_Task statement_. Wherever a line in the data below holds "Surface", copy that line.
────────────────────
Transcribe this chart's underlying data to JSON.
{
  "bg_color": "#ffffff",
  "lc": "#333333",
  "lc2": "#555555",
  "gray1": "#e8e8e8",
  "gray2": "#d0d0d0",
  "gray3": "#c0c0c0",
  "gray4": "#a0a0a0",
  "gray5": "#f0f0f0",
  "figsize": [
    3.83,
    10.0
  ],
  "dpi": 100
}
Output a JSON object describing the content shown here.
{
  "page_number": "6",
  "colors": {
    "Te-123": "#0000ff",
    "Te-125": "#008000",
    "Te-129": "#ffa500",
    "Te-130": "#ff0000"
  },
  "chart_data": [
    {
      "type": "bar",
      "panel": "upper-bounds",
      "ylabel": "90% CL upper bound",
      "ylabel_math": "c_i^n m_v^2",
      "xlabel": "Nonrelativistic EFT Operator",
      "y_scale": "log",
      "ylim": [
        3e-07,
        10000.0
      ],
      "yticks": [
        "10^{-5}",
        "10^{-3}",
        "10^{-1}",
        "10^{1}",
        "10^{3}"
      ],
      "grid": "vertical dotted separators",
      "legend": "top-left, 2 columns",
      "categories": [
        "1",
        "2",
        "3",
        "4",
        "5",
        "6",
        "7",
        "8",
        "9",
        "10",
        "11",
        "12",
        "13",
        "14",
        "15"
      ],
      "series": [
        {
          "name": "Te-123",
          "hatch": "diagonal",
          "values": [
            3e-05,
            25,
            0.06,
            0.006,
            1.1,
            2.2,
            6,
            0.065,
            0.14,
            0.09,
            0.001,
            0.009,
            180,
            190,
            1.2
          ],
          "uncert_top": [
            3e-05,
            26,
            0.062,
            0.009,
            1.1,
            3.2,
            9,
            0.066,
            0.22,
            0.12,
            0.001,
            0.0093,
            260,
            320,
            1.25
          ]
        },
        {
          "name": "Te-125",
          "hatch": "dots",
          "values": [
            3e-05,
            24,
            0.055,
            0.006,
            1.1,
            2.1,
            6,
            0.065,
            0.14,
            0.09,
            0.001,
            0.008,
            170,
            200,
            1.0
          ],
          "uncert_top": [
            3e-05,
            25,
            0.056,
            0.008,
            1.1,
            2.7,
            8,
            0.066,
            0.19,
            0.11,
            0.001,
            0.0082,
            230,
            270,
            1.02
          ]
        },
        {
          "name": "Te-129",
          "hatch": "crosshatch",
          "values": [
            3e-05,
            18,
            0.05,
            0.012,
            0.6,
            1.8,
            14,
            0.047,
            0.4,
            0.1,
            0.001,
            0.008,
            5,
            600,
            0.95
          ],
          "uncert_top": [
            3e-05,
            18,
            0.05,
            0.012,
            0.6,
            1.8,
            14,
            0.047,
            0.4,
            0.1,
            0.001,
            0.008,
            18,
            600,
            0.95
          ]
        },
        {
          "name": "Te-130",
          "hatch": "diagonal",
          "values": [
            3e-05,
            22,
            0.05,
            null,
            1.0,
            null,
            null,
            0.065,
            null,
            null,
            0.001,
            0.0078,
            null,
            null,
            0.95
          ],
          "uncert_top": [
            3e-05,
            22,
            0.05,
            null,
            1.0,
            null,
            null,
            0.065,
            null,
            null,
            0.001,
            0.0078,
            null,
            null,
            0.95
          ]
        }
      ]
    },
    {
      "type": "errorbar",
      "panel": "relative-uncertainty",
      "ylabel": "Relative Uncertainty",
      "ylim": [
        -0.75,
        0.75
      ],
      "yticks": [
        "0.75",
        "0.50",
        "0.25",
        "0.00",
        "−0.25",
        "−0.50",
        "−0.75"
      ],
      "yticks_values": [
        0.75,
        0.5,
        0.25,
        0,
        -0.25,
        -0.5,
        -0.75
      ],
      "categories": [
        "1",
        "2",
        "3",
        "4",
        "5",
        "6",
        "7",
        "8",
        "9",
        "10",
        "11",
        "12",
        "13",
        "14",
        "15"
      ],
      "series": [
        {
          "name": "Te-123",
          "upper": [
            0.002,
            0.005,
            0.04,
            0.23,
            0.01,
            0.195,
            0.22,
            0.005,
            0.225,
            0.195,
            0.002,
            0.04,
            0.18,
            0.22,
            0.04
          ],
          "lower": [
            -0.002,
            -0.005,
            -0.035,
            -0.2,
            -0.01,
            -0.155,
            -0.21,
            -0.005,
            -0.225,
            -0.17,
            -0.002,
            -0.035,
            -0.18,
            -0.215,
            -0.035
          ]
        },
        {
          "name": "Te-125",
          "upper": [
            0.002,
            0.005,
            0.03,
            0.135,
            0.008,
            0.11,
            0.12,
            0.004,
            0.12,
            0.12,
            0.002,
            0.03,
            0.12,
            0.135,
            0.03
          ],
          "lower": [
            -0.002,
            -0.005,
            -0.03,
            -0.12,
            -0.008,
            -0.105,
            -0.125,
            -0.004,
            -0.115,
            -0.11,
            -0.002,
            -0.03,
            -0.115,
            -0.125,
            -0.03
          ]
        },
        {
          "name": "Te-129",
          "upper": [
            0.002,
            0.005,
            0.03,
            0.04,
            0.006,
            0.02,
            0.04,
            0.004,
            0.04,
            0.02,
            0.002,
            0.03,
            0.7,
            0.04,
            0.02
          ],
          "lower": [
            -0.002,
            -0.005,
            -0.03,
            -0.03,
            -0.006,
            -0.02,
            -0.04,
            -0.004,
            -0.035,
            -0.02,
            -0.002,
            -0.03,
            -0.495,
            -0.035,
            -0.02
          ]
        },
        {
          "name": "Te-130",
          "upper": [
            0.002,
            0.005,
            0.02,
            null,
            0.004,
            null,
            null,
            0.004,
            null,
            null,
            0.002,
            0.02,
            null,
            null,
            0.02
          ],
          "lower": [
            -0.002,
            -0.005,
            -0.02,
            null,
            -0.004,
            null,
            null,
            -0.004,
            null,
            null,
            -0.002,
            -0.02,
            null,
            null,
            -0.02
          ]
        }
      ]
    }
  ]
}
────────────────────
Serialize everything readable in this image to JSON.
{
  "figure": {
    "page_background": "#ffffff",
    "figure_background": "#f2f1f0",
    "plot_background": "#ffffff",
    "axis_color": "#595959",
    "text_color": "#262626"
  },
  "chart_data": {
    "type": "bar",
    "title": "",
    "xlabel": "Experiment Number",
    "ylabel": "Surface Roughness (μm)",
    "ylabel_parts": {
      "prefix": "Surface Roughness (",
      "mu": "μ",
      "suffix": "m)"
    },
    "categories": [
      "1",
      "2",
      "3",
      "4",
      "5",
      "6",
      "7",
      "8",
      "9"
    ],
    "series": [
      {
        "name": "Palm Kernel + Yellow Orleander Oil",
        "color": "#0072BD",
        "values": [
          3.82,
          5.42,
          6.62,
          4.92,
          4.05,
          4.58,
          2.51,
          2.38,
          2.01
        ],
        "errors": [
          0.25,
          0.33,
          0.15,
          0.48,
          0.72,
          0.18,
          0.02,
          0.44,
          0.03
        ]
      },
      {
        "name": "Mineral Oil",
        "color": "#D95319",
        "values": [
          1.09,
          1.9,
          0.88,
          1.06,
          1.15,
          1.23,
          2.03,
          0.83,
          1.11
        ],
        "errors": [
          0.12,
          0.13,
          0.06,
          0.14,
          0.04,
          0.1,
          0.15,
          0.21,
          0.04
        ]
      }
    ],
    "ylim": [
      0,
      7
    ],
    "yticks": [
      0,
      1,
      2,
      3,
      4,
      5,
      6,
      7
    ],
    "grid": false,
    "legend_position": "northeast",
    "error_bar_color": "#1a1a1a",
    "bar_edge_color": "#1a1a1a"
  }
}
────────────────────
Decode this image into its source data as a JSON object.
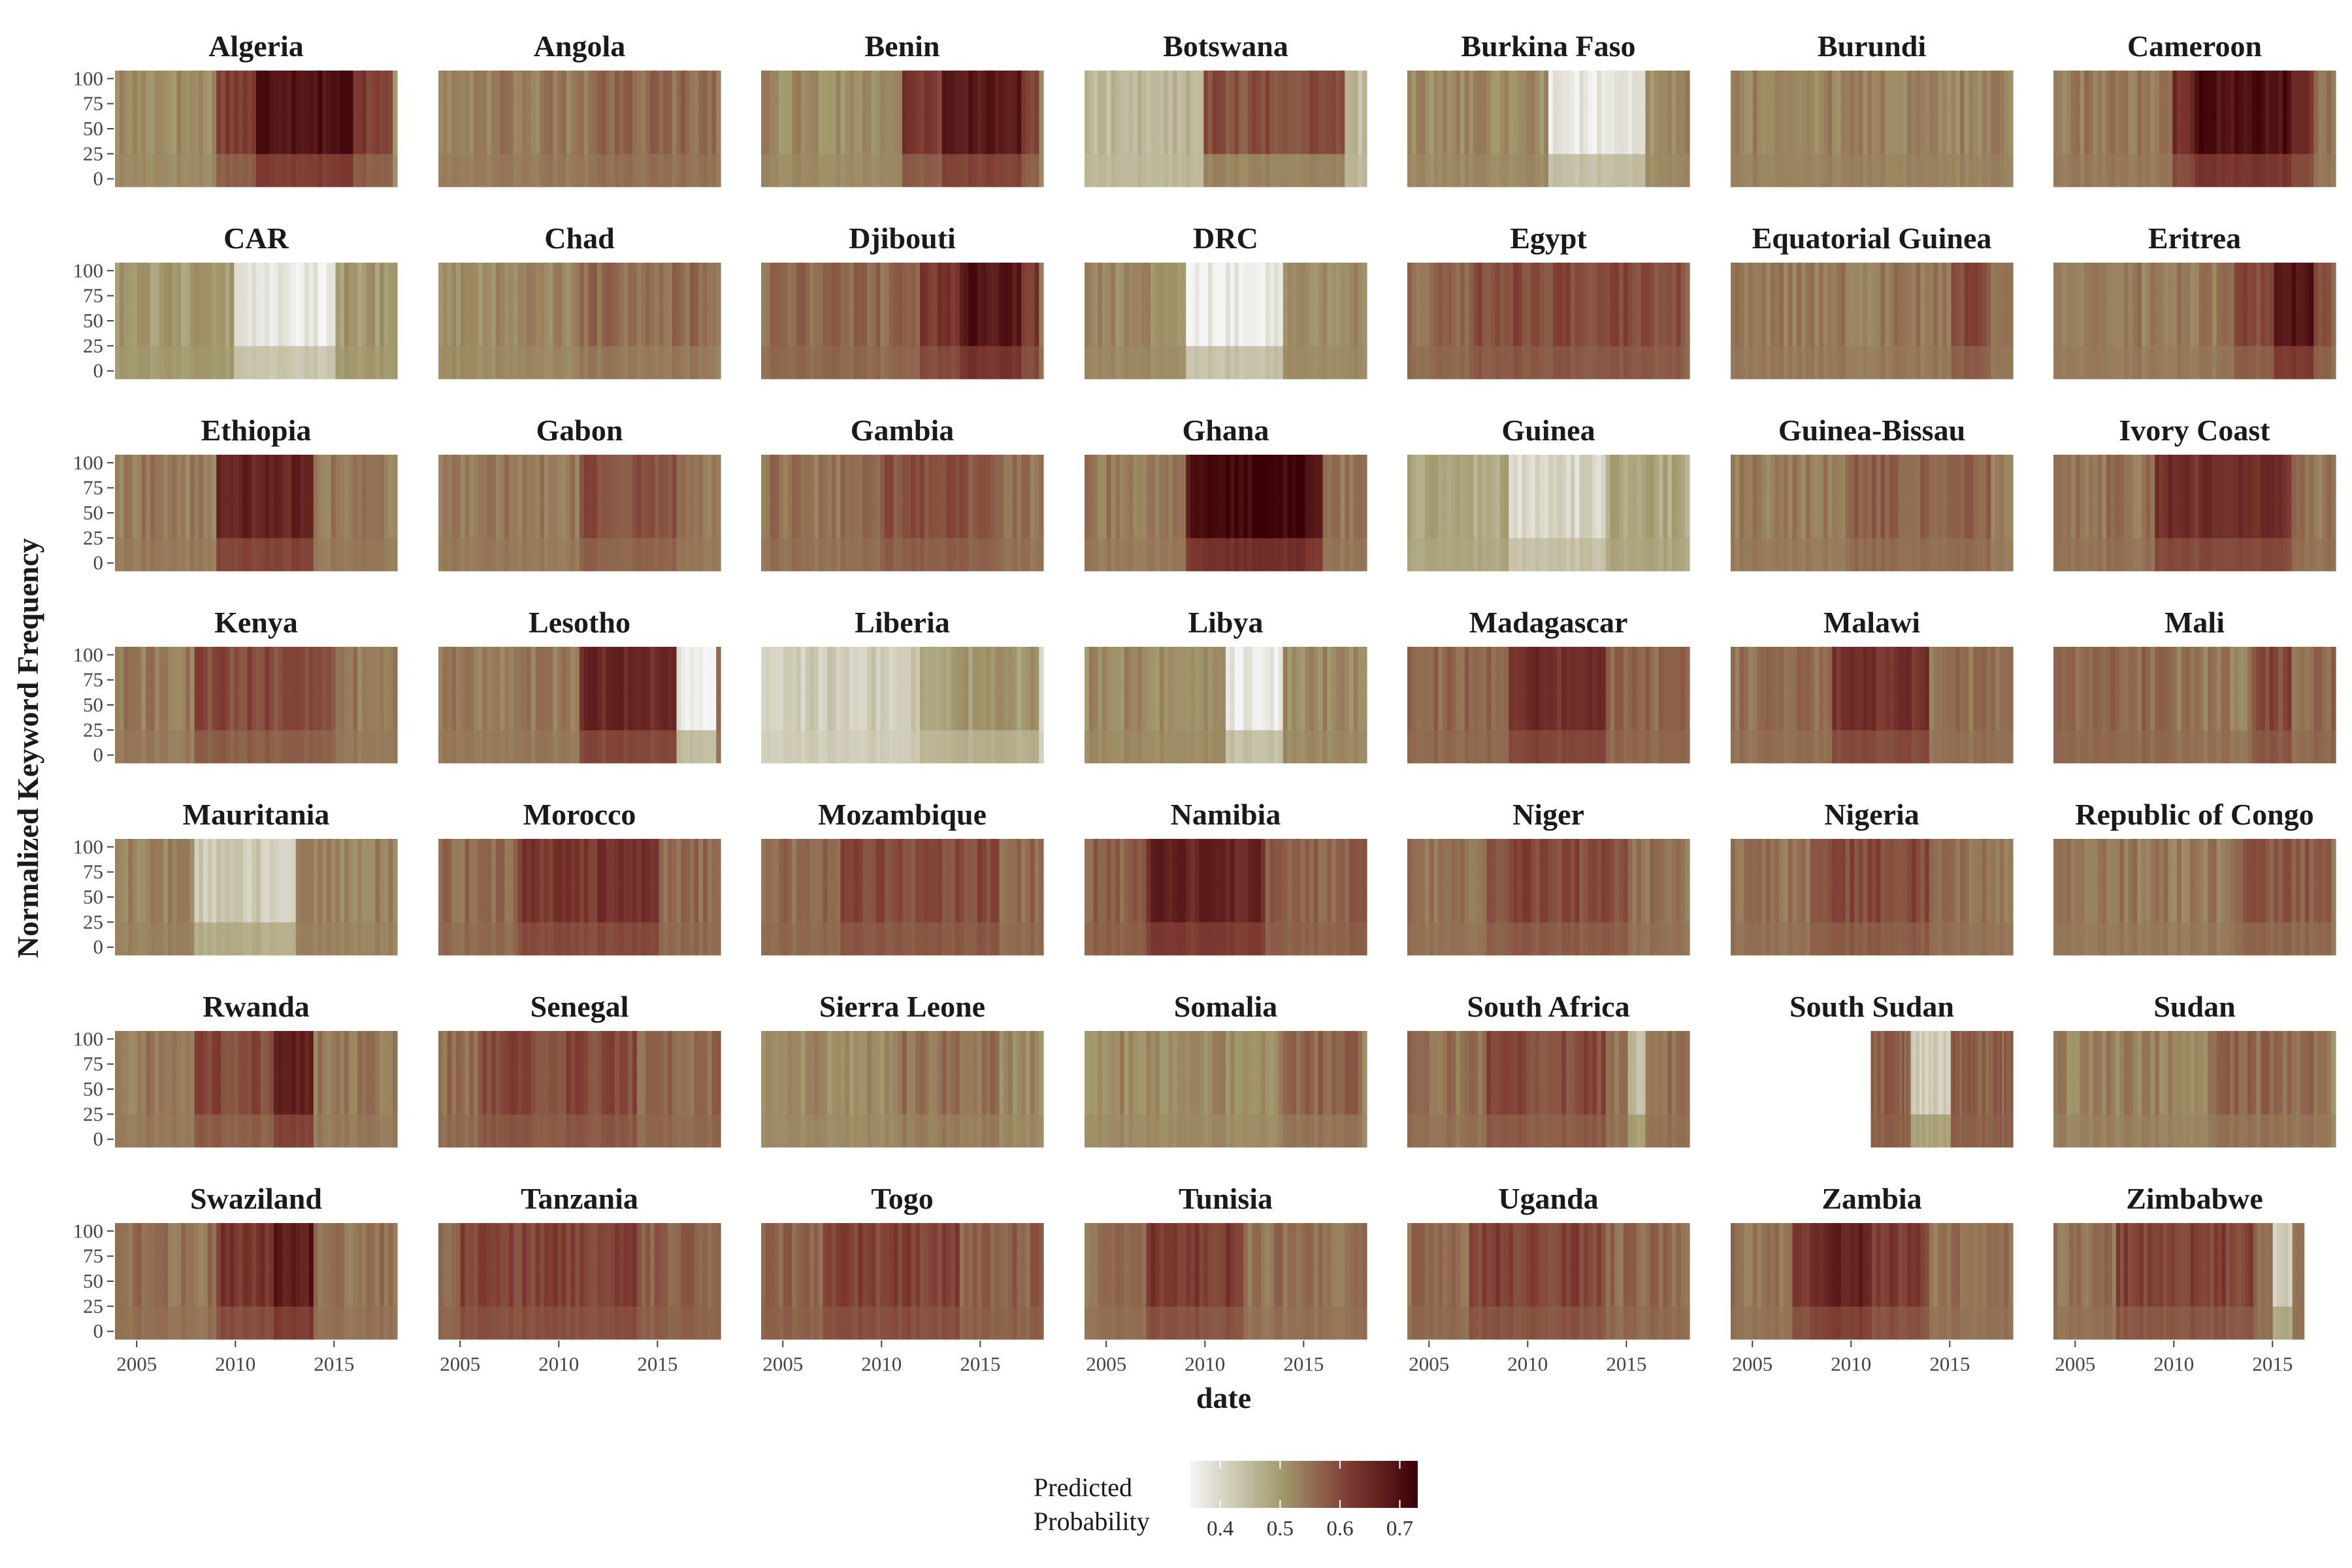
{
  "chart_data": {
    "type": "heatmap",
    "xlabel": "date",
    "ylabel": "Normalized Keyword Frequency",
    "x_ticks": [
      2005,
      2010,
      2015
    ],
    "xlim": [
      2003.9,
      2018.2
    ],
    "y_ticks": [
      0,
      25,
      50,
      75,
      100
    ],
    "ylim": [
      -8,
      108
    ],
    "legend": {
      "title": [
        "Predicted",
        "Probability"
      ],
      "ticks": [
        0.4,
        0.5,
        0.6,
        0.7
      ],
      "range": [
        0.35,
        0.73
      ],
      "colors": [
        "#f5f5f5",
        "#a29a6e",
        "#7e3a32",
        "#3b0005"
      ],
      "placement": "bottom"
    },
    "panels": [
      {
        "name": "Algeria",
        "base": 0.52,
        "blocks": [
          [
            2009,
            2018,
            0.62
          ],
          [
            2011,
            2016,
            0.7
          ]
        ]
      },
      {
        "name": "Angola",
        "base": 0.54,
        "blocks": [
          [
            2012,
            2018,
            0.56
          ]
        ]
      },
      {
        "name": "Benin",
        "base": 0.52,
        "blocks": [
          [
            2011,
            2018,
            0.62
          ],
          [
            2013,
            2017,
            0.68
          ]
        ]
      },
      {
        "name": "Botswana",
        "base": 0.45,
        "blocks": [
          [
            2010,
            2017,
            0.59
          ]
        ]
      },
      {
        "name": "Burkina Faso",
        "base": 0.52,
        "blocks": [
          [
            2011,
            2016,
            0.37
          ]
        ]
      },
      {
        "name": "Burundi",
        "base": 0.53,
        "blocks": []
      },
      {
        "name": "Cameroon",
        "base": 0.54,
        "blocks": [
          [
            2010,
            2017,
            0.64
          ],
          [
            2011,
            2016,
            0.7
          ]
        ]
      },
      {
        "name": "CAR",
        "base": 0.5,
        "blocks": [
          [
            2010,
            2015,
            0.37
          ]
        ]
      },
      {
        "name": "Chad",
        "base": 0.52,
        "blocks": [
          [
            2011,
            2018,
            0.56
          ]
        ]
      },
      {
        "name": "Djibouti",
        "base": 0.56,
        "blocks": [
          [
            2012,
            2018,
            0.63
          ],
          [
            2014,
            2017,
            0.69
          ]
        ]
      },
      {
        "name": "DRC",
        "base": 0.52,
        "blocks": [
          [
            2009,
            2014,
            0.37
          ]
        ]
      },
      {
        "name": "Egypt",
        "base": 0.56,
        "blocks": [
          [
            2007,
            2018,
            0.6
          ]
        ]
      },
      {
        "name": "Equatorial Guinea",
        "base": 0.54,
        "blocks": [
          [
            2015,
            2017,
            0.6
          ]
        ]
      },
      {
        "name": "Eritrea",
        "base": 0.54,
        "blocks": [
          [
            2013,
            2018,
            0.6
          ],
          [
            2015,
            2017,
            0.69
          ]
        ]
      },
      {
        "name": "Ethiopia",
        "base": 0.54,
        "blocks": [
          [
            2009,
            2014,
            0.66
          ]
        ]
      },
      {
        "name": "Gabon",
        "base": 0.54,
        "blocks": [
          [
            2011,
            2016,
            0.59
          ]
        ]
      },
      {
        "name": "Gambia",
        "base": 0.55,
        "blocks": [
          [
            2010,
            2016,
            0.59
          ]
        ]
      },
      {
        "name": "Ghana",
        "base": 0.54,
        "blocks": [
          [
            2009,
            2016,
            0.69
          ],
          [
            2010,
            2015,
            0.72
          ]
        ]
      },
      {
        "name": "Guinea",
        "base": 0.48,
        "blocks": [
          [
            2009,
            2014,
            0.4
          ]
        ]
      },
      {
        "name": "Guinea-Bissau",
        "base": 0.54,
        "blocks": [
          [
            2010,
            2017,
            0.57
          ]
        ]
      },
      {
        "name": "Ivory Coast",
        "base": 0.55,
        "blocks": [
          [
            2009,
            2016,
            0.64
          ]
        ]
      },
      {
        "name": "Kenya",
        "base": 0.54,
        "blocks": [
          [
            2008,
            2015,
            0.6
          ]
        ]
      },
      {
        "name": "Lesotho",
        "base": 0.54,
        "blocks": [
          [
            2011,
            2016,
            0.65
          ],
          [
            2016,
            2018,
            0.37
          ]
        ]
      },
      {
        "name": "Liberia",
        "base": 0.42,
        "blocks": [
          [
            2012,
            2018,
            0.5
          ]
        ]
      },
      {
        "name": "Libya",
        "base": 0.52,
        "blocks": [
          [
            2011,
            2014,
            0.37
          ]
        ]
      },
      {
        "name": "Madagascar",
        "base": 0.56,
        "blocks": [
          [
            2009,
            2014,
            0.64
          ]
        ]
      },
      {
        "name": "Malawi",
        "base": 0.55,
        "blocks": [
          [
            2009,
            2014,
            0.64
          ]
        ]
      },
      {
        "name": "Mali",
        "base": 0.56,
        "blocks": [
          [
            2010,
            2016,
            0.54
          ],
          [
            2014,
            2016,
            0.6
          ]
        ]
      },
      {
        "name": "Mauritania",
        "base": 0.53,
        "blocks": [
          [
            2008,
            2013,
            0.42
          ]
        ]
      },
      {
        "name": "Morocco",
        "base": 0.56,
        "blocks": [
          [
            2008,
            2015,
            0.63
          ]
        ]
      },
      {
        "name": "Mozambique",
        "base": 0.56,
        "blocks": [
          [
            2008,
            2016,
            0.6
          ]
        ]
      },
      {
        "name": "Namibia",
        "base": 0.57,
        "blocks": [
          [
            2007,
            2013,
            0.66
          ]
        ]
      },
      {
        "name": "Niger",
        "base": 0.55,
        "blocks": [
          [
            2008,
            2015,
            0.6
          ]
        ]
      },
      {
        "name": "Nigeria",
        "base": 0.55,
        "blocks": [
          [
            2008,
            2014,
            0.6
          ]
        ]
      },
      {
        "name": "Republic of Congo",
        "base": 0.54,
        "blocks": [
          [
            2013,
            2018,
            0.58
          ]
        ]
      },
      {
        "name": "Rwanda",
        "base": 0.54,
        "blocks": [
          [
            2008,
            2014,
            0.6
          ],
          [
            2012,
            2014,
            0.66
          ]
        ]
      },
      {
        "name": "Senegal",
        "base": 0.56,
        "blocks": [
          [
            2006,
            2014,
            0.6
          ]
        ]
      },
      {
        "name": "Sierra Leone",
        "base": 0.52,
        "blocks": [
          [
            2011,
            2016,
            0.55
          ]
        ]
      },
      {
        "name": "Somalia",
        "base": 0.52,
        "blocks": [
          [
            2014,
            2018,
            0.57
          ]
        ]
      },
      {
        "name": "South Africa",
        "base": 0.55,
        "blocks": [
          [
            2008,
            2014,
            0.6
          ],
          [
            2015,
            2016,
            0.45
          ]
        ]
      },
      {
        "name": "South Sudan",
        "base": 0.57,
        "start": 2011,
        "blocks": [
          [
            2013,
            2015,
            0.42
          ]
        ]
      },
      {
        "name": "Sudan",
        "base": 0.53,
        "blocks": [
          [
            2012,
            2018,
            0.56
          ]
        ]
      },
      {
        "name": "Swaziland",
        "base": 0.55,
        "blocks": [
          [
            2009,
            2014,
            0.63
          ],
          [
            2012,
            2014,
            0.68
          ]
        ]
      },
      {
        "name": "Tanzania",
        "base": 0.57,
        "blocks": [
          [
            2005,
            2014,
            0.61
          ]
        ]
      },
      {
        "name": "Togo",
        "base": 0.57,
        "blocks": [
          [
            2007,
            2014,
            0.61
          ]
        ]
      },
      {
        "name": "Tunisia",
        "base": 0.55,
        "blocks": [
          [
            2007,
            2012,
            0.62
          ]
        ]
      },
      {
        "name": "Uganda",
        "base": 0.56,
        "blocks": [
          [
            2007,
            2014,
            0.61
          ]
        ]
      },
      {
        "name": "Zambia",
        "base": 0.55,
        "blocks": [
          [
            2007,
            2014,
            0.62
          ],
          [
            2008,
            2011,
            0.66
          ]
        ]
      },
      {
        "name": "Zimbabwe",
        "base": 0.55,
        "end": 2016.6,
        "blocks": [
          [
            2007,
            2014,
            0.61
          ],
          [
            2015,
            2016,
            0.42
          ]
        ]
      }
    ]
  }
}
────────────────────
_Exercise result_.
    "ylabel": "Surface Roughness (μm)",
      "prefix": "Surface Roughness (",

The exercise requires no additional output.